Wherever the word "median" appears in a line, extract that line.
──────── DATASET RECORDS ────────
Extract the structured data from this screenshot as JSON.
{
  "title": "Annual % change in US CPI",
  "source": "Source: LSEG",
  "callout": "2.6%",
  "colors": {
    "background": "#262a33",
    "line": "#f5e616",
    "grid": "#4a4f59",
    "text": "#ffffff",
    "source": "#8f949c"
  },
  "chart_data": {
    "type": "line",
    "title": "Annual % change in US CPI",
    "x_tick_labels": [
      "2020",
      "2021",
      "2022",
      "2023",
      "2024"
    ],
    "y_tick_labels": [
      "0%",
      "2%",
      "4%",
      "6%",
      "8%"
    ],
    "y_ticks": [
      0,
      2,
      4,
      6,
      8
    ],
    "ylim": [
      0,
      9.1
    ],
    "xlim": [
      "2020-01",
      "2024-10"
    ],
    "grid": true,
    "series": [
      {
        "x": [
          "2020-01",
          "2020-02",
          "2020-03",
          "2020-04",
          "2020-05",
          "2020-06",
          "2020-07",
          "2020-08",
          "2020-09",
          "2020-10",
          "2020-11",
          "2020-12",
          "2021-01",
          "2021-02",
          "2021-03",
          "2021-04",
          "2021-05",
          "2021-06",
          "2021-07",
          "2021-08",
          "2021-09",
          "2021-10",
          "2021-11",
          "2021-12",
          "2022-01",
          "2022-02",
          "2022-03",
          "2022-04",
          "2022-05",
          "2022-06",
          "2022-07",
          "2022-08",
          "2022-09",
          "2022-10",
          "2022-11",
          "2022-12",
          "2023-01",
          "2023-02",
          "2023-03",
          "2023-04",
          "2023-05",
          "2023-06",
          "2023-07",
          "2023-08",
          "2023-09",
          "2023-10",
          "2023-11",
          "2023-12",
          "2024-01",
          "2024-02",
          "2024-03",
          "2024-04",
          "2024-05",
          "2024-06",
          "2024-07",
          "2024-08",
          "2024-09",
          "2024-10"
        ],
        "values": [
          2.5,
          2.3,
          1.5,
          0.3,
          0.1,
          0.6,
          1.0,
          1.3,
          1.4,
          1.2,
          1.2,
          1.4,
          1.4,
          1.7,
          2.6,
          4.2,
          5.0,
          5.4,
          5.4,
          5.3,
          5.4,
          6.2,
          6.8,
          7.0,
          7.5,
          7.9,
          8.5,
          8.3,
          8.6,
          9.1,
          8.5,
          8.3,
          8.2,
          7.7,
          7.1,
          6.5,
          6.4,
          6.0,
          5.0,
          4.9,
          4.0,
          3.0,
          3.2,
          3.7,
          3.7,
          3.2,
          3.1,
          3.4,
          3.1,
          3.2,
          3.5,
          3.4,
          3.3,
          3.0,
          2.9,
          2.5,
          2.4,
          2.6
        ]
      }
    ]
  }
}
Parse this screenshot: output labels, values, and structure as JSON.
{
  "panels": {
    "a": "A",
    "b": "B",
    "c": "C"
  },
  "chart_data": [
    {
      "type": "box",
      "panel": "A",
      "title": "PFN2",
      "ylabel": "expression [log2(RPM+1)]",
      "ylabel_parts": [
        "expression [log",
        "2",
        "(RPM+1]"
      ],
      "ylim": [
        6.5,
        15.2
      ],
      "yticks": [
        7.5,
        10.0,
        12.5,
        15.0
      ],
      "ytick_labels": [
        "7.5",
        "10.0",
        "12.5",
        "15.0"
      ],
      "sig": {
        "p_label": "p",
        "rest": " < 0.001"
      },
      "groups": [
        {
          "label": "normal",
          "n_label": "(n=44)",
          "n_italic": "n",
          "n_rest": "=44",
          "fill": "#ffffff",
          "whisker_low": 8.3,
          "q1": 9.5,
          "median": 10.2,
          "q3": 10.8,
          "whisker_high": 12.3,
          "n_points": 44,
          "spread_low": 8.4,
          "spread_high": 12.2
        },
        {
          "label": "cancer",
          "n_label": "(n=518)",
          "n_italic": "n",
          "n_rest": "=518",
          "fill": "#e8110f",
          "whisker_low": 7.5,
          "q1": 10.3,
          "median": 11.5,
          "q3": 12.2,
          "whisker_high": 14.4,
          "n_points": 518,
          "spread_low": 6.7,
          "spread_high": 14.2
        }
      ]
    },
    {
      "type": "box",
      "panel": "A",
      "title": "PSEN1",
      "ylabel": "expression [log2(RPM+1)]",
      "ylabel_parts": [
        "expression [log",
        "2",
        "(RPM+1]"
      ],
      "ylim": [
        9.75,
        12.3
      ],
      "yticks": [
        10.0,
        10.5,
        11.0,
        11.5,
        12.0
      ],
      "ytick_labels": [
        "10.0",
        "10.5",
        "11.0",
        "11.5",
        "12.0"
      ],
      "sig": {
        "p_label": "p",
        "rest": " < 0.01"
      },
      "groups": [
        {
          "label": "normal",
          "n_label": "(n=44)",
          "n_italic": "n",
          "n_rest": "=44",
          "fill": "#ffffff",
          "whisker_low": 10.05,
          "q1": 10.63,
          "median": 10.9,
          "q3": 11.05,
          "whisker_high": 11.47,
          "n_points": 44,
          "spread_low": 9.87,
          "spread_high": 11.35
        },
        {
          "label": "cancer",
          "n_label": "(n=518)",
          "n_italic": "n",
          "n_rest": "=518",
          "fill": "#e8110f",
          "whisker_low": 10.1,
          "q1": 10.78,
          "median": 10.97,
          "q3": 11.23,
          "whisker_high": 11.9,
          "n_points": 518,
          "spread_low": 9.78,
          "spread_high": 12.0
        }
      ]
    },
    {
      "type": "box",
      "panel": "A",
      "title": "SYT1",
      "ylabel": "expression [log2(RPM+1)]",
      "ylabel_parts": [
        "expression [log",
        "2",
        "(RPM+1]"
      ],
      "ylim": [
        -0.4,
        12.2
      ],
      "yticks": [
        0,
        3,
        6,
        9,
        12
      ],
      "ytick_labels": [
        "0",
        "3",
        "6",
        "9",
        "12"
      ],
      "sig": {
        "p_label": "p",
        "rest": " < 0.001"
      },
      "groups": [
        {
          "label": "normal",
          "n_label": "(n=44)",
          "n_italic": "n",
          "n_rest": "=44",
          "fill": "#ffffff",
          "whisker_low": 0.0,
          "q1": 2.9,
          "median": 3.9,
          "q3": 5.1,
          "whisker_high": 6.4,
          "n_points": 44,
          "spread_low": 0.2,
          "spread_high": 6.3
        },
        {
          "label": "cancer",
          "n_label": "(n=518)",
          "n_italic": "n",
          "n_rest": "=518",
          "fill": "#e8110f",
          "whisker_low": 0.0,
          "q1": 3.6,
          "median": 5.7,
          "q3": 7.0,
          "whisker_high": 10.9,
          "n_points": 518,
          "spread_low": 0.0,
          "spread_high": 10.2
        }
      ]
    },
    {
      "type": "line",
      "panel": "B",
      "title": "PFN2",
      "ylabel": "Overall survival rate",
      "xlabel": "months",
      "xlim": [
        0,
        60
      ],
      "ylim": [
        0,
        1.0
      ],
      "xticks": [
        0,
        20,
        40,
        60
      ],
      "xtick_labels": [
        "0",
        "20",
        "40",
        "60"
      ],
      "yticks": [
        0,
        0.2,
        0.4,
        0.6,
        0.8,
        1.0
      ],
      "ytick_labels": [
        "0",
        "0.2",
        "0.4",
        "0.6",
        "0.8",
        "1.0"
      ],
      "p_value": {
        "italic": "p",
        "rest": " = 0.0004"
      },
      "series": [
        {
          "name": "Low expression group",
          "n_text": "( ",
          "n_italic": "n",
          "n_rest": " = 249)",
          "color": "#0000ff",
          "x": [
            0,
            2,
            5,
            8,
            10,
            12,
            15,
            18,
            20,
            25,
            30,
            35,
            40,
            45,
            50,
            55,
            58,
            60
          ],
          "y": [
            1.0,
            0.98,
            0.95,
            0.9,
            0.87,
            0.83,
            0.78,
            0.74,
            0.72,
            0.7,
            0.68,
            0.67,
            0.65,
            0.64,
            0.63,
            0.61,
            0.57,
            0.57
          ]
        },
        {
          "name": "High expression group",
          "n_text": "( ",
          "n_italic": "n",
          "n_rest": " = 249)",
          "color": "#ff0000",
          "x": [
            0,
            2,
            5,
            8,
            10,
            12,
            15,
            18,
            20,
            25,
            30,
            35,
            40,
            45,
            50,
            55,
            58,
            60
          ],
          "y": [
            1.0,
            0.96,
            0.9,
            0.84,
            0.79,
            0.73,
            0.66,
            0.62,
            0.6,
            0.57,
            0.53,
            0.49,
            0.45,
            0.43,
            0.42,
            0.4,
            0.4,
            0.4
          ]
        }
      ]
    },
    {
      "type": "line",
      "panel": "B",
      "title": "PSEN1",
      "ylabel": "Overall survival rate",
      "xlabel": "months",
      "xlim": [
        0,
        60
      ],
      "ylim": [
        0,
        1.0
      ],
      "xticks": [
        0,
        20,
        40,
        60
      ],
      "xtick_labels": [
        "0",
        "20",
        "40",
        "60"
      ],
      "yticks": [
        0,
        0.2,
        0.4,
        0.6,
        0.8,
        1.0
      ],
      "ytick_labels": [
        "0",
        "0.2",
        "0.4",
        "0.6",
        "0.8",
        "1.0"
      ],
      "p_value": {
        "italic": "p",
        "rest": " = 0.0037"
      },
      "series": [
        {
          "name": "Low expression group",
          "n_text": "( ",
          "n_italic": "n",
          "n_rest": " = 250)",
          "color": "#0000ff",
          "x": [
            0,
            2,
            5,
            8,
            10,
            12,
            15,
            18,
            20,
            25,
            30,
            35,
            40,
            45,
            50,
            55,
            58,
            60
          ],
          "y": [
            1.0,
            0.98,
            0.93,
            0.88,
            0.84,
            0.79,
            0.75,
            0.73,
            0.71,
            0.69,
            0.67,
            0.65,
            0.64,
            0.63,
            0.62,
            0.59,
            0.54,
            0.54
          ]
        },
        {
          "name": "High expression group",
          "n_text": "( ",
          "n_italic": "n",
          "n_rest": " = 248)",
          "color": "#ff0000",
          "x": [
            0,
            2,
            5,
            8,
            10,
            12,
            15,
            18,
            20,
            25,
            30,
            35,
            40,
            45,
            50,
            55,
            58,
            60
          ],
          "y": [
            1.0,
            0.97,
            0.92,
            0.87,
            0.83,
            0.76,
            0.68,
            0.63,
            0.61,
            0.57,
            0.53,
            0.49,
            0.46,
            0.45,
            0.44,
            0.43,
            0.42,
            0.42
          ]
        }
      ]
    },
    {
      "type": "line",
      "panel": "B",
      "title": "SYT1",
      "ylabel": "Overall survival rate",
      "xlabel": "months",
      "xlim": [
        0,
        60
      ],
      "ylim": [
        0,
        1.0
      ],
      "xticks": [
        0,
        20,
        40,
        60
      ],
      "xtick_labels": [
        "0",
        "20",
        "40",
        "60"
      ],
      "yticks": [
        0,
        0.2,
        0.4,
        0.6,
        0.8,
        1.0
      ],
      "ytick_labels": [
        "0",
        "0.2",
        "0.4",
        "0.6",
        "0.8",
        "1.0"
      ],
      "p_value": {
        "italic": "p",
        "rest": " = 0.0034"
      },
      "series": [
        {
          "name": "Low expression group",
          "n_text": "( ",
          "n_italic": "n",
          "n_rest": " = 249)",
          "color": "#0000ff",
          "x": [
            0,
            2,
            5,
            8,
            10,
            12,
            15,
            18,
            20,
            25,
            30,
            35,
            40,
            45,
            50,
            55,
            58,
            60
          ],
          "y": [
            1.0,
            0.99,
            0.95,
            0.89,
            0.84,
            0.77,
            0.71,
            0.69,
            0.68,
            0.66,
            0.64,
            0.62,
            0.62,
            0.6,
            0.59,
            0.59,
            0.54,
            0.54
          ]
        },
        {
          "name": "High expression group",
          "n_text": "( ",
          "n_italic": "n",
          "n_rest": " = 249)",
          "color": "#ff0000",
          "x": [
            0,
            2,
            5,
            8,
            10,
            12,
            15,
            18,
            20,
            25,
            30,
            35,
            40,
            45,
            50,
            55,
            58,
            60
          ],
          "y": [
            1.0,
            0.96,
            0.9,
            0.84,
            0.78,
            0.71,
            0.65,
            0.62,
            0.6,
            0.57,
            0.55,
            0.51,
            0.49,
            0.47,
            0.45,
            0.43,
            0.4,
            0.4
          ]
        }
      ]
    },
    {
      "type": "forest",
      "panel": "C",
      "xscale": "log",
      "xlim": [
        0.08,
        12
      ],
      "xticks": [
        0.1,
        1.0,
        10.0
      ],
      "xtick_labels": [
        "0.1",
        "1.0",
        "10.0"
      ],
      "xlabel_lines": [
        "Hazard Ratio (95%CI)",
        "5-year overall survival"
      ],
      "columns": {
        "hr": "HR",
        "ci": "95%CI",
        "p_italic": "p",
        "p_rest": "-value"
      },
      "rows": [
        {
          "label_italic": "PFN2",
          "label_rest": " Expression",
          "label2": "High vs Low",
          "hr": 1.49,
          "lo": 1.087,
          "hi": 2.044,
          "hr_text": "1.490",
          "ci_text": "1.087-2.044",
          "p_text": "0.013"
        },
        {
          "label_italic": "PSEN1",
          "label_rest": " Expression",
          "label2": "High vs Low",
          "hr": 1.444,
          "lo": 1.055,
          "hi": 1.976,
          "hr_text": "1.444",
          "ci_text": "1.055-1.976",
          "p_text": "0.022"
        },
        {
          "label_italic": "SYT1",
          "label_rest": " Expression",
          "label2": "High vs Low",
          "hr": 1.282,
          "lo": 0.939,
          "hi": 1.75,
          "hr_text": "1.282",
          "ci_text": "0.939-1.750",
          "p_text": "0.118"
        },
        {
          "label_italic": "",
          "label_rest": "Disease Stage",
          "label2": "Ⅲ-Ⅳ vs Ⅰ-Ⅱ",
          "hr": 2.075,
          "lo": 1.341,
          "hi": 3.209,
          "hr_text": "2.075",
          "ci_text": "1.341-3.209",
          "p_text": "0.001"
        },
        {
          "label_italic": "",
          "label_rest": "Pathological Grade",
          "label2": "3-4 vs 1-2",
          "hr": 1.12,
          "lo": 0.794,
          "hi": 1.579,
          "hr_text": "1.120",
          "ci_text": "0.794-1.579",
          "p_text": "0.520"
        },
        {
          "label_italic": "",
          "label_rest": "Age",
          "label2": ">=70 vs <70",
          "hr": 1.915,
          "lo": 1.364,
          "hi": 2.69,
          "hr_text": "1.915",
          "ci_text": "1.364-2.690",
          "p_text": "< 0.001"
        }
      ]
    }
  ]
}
────────
◆ **RESPONSE TO THIS EXERCISE**
          "median": 10.2,
          "median": 11.5,
          "median": 10.9,
          "median": 10.97,
          "median": 3.9,
          "median": 5.7,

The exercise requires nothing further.